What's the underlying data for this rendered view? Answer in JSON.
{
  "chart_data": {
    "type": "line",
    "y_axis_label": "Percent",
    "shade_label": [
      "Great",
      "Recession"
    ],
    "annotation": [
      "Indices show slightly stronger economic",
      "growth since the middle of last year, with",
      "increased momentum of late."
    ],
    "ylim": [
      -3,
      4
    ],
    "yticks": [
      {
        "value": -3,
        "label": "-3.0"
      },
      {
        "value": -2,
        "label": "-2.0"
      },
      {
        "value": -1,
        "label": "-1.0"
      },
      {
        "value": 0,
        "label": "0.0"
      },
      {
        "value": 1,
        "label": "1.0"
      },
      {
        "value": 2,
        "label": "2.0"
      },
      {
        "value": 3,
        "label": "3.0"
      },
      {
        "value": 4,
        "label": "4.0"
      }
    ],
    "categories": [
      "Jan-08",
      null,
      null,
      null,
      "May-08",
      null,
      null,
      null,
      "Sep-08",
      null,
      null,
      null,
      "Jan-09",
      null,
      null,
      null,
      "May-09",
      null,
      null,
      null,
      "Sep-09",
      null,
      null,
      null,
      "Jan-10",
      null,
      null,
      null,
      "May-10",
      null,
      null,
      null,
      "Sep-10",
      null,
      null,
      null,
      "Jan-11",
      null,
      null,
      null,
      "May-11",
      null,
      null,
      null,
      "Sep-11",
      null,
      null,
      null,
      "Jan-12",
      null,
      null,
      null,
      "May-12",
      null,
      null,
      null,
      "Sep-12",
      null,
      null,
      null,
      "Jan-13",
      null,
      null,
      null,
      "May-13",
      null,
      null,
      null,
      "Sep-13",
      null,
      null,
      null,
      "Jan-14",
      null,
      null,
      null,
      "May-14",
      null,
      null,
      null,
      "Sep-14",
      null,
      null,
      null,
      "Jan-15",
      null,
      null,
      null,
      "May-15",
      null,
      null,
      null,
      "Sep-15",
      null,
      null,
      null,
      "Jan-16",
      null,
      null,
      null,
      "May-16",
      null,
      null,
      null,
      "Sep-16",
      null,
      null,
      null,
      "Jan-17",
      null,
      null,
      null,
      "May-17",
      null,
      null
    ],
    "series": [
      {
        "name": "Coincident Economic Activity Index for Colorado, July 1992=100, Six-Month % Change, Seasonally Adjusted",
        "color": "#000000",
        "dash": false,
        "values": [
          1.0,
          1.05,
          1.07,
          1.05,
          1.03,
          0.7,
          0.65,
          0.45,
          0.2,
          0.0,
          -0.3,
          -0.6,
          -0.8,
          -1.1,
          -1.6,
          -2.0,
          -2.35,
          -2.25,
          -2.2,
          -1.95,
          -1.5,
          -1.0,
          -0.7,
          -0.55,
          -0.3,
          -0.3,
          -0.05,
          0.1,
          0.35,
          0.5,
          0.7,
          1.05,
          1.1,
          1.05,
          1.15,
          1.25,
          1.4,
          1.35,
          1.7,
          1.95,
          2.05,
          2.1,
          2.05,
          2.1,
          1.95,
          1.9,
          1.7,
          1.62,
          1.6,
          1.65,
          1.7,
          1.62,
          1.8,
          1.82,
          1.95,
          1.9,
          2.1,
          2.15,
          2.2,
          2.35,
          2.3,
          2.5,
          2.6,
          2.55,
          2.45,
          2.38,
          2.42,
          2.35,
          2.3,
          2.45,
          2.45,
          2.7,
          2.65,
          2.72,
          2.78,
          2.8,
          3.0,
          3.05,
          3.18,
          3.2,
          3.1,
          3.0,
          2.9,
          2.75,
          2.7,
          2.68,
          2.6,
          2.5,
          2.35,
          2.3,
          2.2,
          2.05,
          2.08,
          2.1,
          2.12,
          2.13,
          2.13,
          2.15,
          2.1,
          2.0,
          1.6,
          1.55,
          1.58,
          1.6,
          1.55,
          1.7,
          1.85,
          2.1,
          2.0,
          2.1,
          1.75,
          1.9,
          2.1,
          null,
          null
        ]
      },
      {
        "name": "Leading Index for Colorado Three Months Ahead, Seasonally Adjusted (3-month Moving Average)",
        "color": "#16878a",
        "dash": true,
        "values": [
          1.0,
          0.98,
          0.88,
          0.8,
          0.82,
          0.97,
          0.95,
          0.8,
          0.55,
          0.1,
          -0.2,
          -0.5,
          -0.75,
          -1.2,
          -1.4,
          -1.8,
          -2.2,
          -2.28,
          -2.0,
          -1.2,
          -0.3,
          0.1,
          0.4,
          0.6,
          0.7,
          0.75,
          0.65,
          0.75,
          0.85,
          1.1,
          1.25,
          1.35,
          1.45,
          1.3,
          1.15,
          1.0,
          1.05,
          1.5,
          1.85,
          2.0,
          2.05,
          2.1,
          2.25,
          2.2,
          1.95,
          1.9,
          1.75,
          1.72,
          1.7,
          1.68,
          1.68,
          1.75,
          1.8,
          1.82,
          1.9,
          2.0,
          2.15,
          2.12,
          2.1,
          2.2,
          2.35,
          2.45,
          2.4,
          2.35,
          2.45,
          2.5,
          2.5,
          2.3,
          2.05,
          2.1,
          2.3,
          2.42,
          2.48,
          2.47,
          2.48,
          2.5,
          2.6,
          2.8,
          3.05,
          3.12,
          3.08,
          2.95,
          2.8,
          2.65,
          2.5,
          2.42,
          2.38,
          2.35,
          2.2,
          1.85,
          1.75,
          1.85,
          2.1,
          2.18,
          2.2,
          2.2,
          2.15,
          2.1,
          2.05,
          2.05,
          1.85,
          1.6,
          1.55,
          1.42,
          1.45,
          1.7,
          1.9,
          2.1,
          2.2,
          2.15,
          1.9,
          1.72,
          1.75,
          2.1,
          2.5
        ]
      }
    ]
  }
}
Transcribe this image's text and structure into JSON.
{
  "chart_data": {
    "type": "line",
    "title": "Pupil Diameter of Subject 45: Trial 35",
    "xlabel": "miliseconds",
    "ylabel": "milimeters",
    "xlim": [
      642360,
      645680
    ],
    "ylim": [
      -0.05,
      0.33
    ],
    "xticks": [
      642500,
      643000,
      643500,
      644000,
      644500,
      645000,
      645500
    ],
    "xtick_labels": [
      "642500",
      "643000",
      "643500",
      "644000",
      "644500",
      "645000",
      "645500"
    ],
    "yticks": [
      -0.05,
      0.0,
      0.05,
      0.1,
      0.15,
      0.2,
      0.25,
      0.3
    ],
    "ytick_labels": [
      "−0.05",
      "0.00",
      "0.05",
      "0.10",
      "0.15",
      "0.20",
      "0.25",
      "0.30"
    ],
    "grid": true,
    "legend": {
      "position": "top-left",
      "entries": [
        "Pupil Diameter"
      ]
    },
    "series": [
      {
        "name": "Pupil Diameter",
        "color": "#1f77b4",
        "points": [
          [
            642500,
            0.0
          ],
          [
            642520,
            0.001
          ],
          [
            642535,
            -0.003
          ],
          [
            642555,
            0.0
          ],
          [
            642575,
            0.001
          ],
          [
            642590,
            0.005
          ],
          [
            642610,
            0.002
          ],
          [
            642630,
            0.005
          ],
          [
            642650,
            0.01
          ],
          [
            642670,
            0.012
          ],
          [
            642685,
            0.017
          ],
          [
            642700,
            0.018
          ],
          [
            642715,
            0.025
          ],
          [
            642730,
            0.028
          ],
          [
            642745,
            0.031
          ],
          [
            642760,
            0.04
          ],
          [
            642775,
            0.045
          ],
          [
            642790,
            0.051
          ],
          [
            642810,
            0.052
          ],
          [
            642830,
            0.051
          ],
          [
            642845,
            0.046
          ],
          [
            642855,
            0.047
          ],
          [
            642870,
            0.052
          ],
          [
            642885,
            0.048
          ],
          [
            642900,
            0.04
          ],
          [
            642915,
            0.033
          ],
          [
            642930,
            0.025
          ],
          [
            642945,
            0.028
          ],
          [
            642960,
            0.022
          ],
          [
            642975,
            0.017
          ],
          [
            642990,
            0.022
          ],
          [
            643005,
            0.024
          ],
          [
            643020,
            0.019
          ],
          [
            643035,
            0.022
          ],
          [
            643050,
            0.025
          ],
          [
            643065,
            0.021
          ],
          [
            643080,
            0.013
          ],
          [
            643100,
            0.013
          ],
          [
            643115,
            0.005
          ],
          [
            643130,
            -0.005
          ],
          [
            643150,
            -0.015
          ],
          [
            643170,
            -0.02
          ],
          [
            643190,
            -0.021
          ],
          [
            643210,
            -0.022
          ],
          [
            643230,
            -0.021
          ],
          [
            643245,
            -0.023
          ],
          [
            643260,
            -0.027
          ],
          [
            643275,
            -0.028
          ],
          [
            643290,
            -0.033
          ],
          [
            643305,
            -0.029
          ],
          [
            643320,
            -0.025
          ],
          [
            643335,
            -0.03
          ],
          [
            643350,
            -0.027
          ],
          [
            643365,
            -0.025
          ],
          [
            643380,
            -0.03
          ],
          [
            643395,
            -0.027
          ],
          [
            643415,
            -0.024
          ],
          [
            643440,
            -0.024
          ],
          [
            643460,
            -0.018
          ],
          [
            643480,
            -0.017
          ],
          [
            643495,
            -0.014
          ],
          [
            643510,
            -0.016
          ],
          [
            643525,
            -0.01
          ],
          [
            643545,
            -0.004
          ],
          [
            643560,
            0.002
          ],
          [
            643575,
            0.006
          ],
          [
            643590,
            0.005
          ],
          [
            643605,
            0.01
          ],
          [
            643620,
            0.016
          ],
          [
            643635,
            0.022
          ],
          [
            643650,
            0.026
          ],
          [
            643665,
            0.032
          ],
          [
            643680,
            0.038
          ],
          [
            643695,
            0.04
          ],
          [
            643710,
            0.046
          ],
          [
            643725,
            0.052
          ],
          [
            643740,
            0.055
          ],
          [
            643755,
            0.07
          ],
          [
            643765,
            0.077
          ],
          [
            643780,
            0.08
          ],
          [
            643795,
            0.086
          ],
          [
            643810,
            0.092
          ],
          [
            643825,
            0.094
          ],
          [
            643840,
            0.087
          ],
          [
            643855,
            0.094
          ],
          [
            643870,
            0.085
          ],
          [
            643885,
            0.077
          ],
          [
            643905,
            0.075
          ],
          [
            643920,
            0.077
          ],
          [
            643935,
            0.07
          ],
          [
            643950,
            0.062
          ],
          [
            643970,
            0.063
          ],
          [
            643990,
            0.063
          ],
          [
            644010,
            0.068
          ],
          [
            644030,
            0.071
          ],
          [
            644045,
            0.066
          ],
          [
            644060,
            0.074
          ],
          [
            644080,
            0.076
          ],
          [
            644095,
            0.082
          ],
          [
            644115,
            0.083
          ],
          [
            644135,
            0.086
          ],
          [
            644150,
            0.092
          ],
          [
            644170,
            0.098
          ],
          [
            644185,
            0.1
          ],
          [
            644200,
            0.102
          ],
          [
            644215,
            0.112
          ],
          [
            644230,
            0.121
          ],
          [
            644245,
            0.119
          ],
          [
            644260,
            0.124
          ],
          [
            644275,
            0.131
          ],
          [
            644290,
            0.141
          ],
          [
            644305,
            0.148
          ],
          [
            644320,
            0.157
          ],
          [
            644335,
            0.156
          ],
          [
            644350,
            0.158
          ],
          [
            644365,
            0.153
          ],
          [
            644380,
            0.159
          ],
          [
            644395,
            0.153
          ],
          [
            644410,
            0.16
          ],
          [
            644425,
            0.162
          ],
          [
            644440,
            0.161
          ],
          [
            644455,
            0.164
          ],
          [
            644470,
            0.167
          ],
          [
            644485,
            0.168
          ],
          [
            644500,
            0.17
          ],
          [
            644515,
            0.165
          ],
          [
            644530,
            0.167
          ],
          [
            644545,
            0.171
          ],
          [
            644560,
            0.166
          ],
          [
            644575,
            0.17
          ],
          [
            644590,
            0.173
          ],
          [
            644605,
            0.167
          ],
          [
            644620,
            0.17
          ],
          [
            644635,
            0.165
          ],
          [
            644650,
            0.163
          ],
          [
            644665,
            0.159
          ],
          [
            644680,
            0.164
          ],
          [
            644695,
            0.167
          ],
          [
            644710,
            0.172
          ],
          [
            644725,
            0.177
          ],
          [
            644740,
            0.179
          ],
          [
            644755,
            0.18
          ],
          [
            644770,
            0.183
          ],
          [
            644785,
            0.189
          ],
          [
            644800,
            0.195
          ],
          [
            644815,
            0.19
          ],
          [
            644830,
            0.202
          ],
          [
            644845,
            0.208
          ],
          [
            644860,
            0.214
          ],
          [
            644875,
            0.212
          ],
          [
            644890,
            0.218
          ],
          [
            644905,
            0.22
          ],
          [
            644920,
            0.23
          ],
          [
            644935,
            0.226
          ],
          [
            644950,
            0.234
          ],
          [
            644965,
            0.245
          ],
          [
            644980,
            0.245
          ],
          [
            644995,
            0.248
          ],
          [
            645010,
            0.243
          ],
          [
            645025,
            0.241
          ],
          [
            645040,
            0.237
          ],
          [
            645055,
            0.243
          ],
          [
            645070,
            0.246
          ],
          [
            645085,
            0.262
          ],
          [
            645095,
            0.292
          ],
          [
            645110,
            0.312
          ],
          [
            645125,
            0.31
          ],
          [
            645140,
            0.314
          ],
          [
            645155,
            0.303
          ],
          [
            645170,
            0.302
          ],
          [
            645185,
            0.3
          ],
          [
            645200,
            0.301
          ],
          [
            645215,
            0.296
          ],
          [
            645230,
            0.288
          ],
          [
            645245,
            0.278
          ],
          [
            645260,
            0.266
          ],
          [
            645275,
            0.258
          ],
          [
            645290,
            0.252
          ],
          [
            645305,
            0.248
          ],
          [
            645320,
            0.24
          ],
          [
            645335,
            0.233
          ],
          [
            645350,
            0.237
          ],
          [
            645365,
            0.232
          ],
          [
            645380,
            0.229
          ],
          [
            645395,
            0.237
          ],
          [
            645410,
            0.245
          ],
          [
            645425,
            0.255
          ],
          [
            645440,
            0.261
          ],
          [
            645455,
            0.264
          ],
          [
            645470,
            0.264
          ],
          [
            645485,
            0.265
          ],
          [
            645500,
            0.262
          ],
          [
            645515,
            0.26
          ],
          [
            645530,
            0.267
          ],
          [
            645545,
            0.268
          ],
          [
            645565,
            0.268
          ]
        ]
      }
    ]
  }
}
^^^^^^^^^^^^^^^^
** EXERCISE OBJECTIVE **
Please list every line of the records that contains "Colorado".

** EXERCISE SOLUTION **
        "name": "Coincident Economic Activity Index for Colorado, July 1992=100, Six-Month % Change, Seasonally Adjusted",
        "name": "Leading Index for Colorado Three Months Ahead, Seasonally Adjusted (3-month Moving Average)",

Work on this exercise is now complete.